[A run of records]
________________
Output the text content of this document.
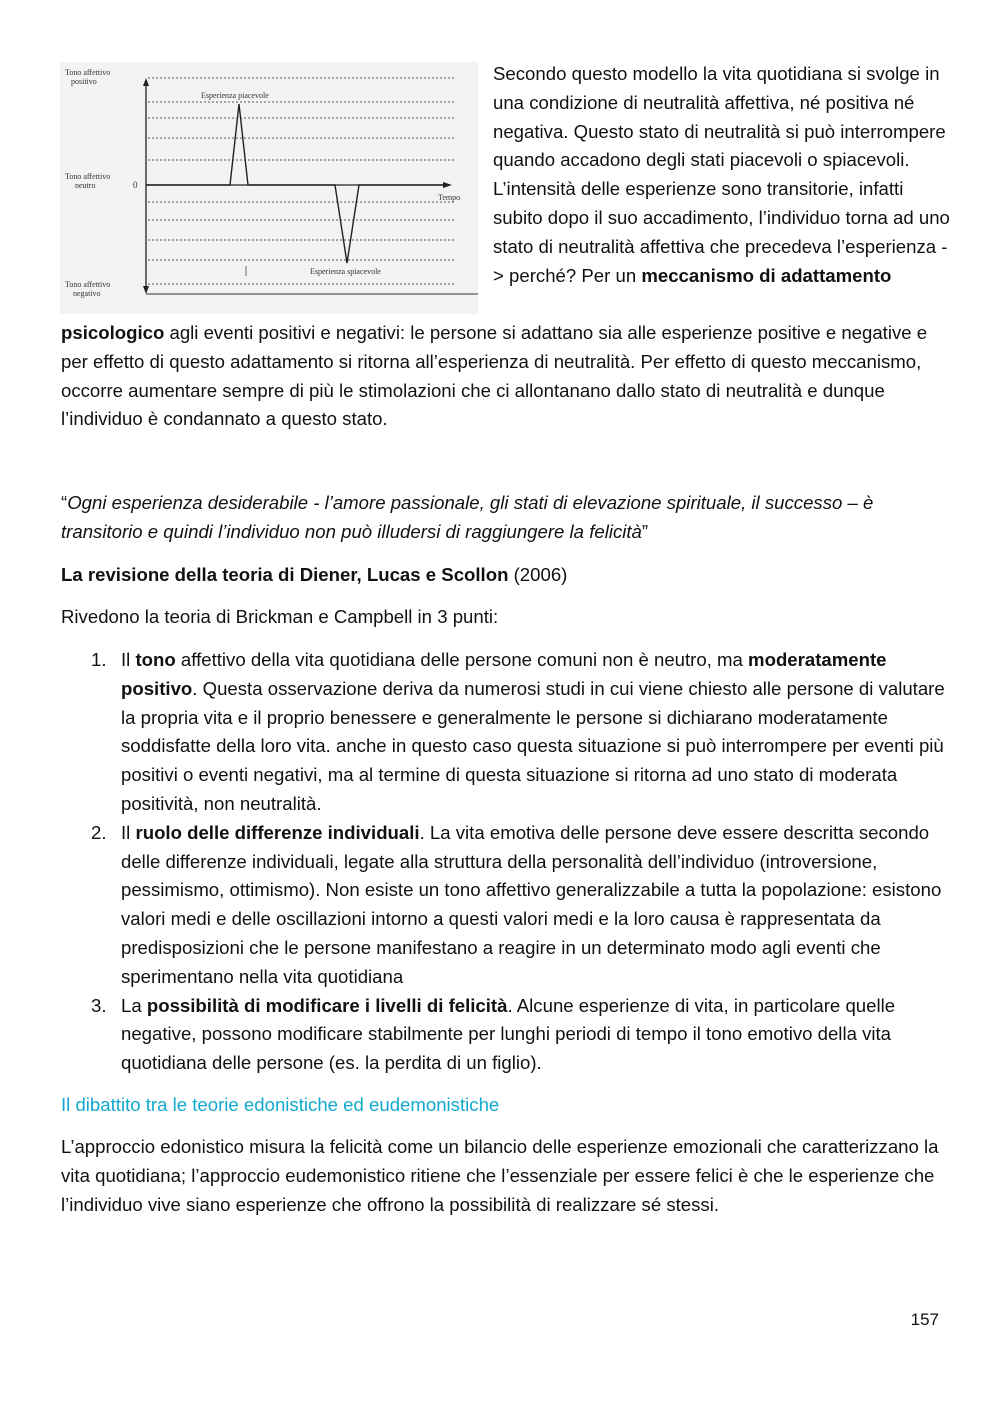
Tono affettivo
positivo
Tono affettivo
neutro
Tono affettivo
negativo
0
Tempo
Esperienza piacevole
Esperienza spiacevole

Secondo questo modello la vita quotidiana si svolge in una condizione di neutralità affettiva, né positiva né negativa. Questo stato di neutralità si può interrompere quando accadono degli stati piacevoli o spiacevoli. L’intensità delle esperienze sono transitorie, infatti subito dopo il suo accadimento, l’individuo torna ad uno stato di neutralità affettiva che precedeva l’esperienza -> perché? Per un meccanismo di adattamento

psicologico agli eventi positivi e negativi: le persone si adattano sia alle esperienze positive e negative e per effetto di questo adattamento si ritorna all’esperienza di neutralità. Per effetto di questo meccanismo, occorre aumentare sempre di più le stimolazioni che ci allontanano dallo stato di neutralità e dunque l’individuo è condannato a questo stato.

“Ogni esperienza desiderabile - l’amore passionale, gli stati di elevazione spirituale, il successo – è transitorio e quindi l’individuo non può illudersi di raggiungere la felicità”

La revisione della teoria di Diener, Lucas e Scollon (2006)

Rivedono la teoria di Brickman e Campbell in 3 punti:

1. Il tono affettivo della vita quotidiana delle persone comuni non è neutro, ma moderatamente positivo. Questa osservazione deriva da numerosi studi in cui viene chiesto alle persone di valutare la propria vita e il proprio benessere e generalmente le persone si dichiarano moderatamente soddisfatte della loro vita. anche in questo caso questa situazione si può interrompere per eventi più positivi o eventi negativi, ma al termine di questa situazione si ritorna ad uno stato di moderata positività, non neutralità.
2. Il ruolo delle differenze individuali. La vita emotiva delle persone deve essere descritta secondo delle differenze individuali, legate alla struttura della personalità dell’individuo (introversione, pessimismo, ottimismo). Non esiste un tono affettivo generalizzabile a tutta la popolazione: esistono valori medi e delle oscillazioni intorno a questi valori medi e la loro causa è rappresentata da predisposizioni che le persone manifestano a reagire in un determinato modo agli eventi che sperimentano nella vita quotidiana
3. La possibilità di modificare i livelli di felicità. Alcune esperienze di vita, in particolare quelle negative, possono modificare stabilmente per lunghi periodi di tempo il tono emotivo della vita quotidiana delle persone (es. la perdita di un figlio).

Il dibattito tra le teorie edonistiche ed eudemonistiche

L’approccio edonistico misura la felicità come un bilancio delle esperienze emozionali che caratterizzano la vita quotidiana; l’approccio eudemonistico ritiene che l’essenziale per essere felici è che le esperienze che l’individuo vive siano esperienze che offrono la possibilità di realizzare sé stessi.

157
________________
Reproduce the entries exactly. Do not carry over any picture.

> _COMPLETED EXERCISE_
Output the text content of this document.
Tono affettivo
positivo
Tono affettivo
neutro
Tono affettivo
negativo
0
Tempo
Esperienza piacevole
Esperienza spiacevole

Secondo questo modello la vita quotidiana si svolge in una condizione di neutralità affettiva, né positiva né negativa. Questo stato di neutralità si può interrompere quando accadono degli stati piacevoli o spiacevoli. L’intensità delle esperienze sono transitorie, infatti subito dopo il suo accadimento, l’individuo torna ad uno stato di neutralità affettiva che precedeva l’esperienza -> perché? Per un meccanismo di adattamento

psicologico agli eventi positivi e negativi: le persone si adattano sia alle esperienze positive e negative e per effetto di questo adattamento si ritorna all’esperienza di neutralità. Per effetto di questo meccanismo, occorre aumentare sempre di più le stimolazioni che ci allontanano dallo stato di neutralità e dunque l’individuo è condannato a questo stato.

“Ogni esperienza desiderabile - l’amore passionale, gli stati di elevazione spirituale, il successo – è transitorio e quindi l’individuo non può illudersi di raggiungere la felicità”

La revisione della teoria di Diener, Lucas e Scollon (2006)

Rivedono la teoria di Brickman e Campbell in 3 punti:

1. Il tono affettivo della vita quotidiana delle persone comuni non è neutro, ma moderatamente positivo. Questa osservazione deriva da numerosi studi in cui viene chiesto alle persone di valutare la propria vita e il proprio benessere e generalmente le persone si dichiarano moderatamente soddisfatte della loro vita. anche in questo caso questa situazione si può interrompere per eventi più positivi o eventi negativi, ma al termine di questa situazione si ritorna ad uno stato di moderata positività, non neutralità.
2. Il ruolo delle differenze individuali. La vita emotiva delle persone deve essere descritta secondo delle differenze individuali, legate alla struttura della personalità dell’individuo (introversione, pessimismo, ottimismo). Non esiste un tono affettivo generalizzabile a tutta la popolazione: esistono valori medi e delle oscillazioni intorno a questi valori medi e la loro causa è rappresentata da predisposizioni che le persone manifestano a reagire in un determinato modo agli eventi che sperimentano nella vita quotidiana
3. La possibilità di modificare i livelli di felicità. Alcune esperienze di vita, in particolare quelle negative, possono modificare stabilmente per lunghi periodi di tempo il tono emotivo della vita quotidiana delle persone (es. la perdita di un figlio).

Il dibattito tra le teorie edonistiche ed eudemonistiche

L’approccio edonistico misura la felicità come un bilancio delle esperienze emozionali che caratterizzano la vita quotidiana; l’approccio eudemonistico ritiene che l’essenziale per essere felici è che le esperienze che l’individuo vive siano esperienze che offrono la possibilità di realizzare sé stessi.

157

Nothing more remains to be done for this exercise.